** START **
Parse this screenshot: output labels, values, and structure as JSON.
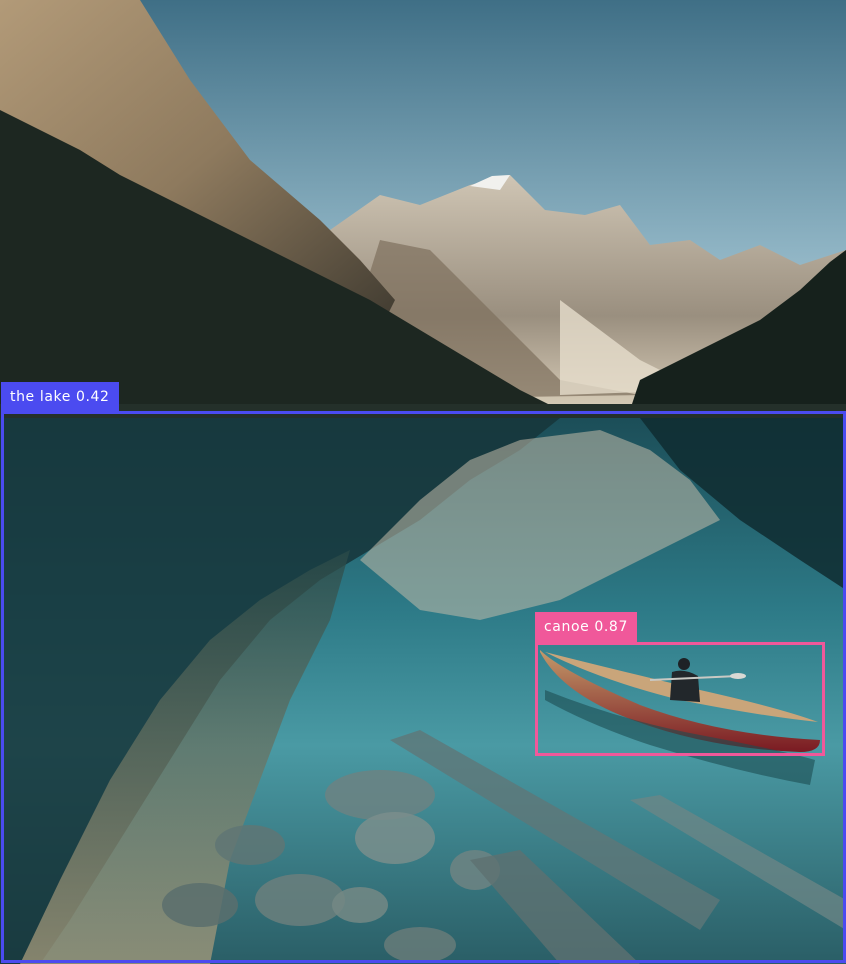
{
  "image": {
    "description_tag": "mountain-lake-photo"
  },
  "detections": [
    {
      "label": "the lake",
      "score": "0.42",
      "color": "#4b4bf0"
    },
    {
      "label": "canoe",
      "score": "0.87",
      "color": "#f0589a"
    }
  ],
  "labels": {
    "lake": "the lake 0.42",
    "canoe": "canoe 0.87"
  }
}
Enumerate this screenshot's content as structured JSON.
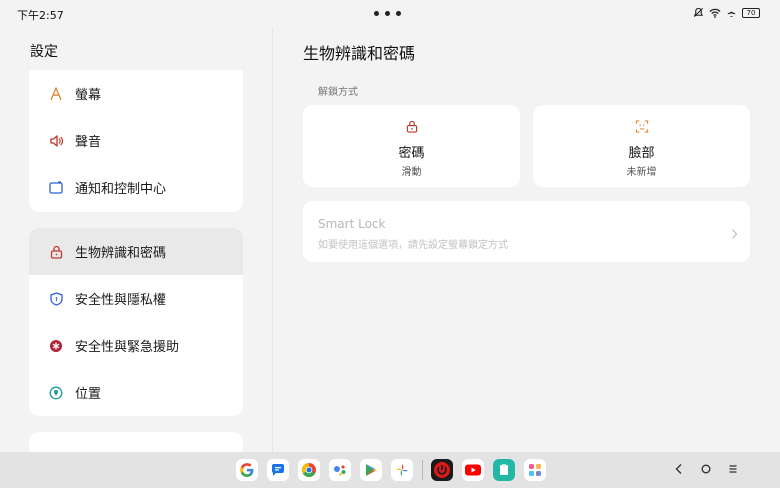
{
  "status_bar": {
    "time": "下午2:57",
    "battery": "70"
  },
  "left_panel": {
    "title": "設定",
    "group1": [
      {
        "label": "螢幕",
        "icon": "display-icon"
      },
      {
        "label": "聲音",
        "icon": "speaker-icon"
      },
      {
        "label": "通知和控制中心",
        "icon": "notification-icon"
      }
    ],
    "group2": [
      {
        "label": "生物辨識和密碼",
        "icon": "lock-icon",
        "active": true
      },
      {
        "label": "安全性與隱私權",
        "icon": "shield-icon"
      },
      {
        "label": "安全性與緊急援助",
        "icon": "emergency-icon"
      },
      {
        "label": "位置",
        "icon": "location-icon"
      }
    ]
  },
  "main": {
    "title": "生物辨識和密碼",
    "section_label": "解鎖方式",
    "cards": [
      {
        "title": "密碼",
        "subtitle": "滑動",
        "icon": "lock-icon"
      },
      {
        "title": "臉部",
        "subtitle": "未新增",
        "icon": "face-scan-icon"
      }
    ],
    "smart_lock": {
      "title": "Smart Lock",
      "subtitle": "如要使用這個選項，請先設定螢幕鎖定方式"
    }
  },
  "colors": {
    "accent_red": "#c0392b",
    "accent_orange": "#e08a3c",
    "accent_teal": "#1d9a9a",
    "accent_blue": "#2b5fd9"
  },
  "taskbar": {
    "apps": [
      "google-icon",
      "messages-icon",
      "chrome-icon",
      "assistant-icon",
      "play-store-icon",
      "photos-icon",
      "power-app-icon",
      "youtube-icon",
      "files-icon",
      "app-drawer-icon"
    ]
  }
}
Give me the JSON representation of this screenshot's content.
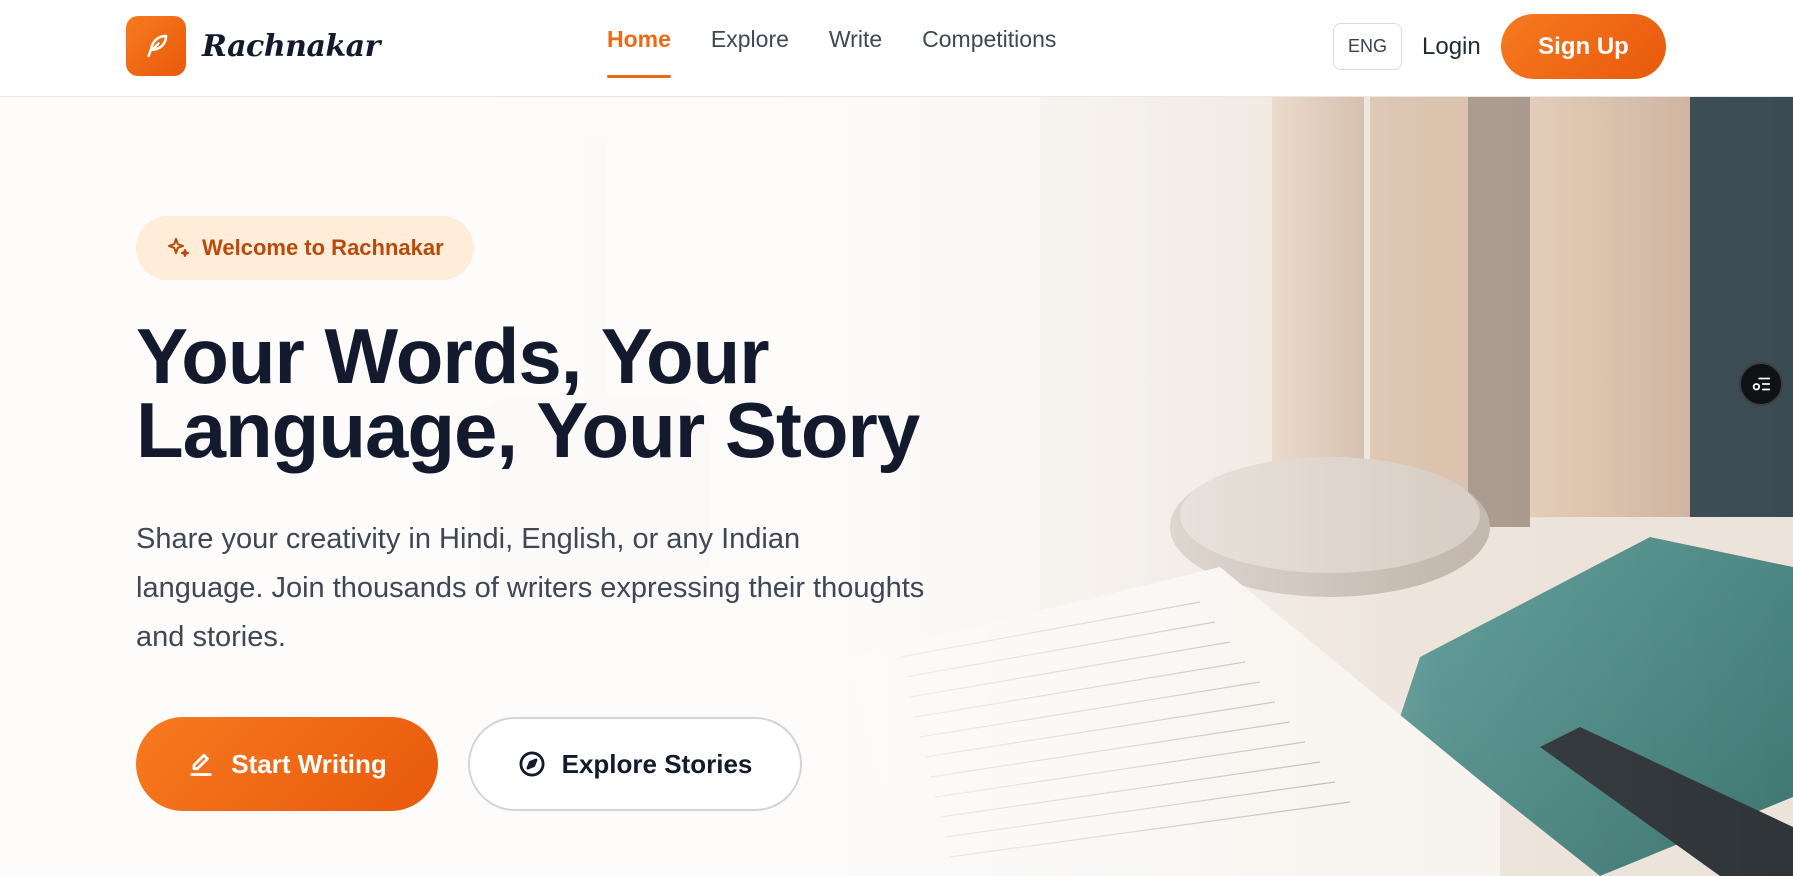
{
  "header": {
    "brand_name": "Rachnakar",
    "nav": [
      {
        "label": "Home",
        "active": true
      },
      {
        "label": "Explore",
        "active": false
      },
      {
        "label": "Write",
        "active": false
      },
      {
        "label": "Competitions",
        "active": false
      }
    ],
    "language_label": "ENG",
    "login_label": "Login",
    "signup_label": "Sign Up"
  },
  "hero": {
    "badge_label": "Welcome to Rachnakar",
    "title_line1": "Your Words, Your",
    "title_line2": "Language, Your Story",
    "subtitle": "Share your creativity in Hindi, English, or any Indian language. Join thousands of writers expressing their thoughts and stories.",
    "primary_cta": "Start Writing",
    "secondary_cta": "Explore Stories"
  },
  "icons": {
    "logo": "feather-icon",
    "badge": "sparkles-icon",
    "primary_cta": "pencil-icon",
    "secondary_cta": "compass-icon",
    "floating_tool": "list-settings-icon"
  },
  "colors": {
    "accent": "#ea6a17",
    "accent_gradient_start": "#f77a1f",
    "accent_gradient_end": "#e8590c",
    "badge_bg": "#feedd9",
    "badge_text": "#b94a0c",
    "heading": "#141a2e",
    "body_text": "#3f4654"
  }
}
** END **
* PROBLEM TO SOLVE
Repeat every record precisely. Any picture among them stays out of the copy.

* RESULT FOR THIS EXERCISE
Parse this screenshot: output labels, values, and structure as JSON.
{
  "image": {
    "description_tag": "mountain-lake-photo"
  },
  "detections": [
    {
      "label": "the lake",
      "score": "0.42",
      "color": "#4b4bf0"
    },
    {
      "label": "canoe",
      "score": "0.87",
      "color": "#f0589a"
    }
  ],
  "labels": {
    "lake": "the lake 0.42",
    "canoe": "canoe 0.87"
  }
}
Enumerate this screenshot's content as structured JSON.
{
  "status_bar": {
    "time": "下午2:57",
    "battery": "70"
  },
  "left_panel": {
    "title": "設定",
    "group1": [
      {
        "label": "螢幕",
        "icon": "display-icon"
      },
      {
        "label": "聲音",
        "icon": "speaker-icon"
      },
      {
        "label": "通知和控制中心",
        "icon": "notification-icon"
      }
    ],
    "group2": [
      {
        "label": "生物辨識和密碼",
        "icon": "lock-icon",
        "active": true
      },
      {
        "label": "安全性與隱私權",
        "icon": "shield-icon"
      },
      {
        "label": "安全性與緊急援助",
        "icon": "emergency-icon"
      },
      {
        "label": "位置",
        "icon": "location-icon"
      }
    ]
  },
  "main": {
    "title": "生物辨識和密碼",
    "section_label": "解鎖方式",
    "cards": [
      {
        "title": "密碼",
        "subtitle": "滑動",
        "icon": "lock-icon"
      },
      {
        "title": "臉部",
        "subtitle": "未新增",
        "icon": "face-scan-icon"
      }
    ],
    "smart_lock": {
      "title": "Smart Lock",
      "subtitle": "如要使用這個選項，請先設定螢幕鎖定方式"
    }
  },
  "colors": {
    "accent_red": "#c0392b",
    "accent_orange": "#e08a3c",
    "accent_teal": "#1d9a9a",
    "accent_blue": "#2b5fd9"
  },
  "taskbar": {
    "apps": [
      "google-icon",
      "messages-icon",
      "chrome-icon",
      "assistant-icon",
      "play-store-icon",
      "photos-icon",
      "power-app-icon",
      "youtube-icon",
      "files-icon",
      "app-drawer-icon"
    ]
  }
}
Give me the JSON representation of this screenshot's content.
{
  "header": {
    "brand_name": "Rachnakar",
    "nav": [
      {
        "label": "Home",
        "active": true
      },
      {
        "label": "Explore",
        "active": false
      },
      {
        "label": "Write",
        "active": false
      },
      {
        "label": "Competitions",
        "active": false
      }
    ],
    "language_label": "ENG",
    "login_label": "Login",
    "signup_label": "Sign Up"
  },
  "hero": {
    "badge_label": "Welcome to Rachnakar",
    "title_line1": "Your Words, Your",
    "title_line2": "Language, Your Story",
    "subtitle": "Share your creativity in Hindi, English, or any Indian language. Join thousands of writers expressing their thoughts and stories.",
    "primary_cta": "Start Writing",
    "secondary_cta": "Explore Stories"
  },
  "icons": {
    "logo": "feather-icon",
    "badge": "sparkles-icon",
    "primary_cta": "pencil-icon",
    "secondary_cta": "compass-icon",
    "floating_tool": "list-settings-icon"
  },
  "colors": {
    "accent": "#ea6a17",
    "accent_gradient_start": "#f77a1f",
    "accent_gradient_end": "#e8590c",
    "badge_bg": "#feedd9",
    "badge_text": "#b94a0c",
    "heading": "#141a2e",
    "body_text": "#3f4654"
  }
}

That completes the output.